> _The exercise_
Report every line below that holds the word "text".

> _Records for the task_
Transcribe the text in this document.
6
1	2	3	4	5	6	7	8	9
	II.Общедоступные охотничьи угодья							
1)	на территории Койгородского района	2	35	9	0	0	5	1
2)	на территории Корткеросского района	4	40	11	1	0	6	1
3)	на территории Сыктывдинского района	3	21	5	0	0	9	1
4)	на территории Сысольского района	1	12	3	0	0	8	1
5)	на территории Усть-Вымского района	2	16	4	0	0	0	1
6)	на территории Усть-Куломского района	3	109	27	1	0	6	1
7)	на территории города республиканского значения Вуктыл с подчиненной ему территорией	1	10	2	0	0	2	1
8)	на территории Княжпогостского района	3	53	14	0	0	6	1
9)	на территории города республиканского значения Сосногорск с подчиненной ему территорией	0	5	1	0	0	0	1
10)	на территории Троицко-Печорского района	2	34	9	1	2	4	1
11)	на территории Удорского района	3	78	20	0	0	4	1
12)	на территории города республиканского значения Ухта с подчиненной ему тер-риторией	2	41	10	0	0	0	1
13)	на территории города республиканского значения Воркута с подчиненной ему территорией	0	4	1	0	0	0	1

---

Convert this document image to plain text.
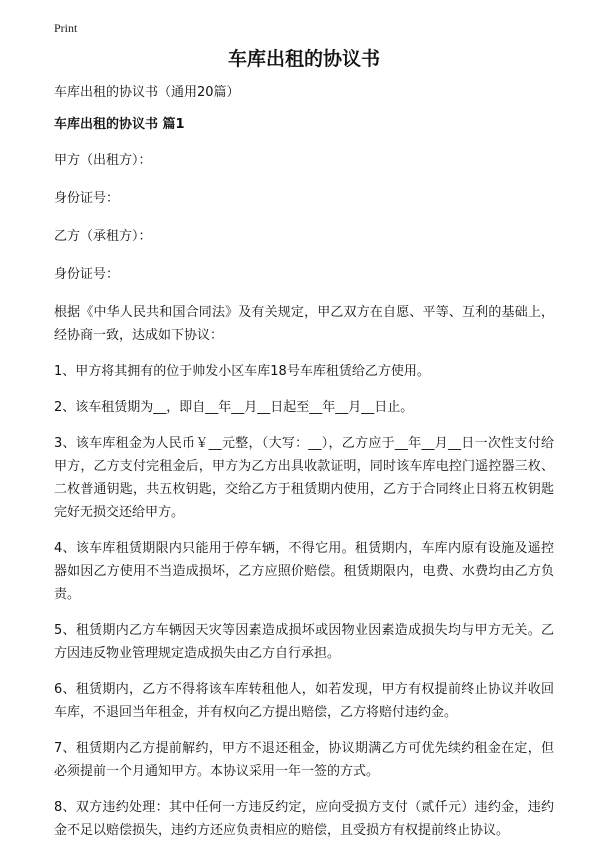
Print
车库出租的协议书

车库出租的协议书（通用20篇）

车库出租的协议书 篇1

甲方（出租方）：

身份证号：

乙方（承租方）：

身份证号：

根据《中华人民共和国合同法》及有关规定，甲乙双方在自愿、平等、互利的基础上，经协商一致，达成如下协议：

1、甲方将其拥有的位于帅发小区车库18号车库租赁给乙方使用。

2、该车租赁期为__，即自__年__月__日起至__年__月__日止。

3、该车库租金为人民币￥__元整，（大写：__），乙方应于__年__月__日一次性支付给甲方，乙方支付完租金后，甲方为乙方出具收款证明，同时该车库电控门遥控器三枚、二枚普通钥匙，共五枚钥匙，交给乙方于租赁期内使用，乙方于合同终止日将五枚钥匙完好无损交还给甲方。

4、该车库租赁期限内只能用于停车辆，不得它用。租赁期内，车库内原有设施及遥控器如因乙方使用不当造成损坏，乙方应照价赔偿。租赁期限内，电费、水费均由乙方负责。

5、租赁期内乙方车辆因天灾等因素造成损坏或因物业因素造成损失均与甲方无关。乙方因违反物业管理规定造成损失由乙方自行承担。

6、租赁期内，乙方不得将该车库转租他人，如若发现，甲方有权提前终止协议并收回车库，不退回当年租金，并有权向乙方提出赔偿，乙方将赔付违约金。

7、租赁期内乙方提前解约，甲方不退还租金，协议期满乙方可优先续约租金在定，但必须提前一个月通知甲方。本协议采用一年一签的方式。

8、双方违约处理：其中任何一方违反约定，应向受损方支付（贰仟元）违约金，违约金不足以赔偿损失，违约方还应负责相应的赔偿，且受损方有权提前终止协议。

==

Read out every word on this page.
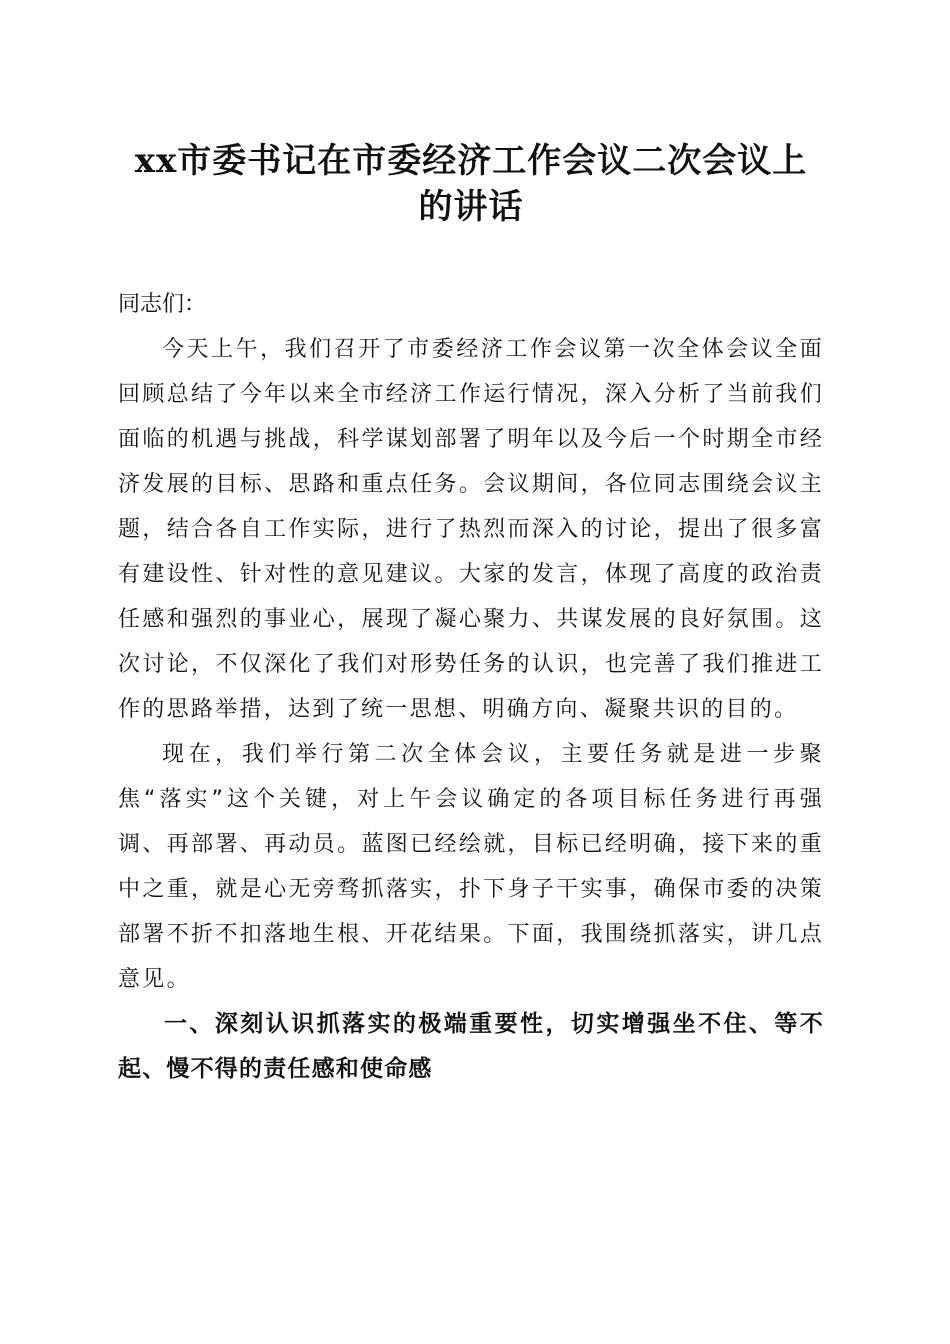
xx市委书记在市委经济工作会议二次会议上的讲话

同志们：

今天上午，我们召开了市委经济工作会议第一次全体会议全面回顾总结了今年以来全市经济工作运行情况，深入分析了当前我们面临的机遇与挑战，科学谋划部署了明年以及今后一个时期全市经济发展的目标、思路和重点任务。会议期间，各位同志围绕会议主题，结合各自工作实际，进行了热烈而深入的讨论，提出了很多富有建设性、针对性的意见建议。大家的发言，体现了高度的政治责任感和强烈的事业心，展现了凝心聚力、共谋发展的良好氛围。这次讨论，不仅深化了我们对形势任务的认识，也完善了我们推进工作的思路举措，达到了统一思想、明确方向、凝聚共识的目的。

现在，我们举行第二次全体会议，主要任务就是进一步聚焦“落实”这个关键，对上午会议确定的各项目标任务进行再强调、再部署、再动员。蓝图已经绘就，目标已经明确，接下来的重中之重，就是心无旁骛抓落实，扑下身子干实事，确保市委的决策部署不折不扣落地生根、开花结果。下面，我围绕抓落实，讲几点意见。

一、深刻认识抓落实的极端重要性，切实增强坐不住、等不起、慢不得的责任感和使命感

> _Exercise answer_
Transcribe the text in this document.
Convert this document image to plain text.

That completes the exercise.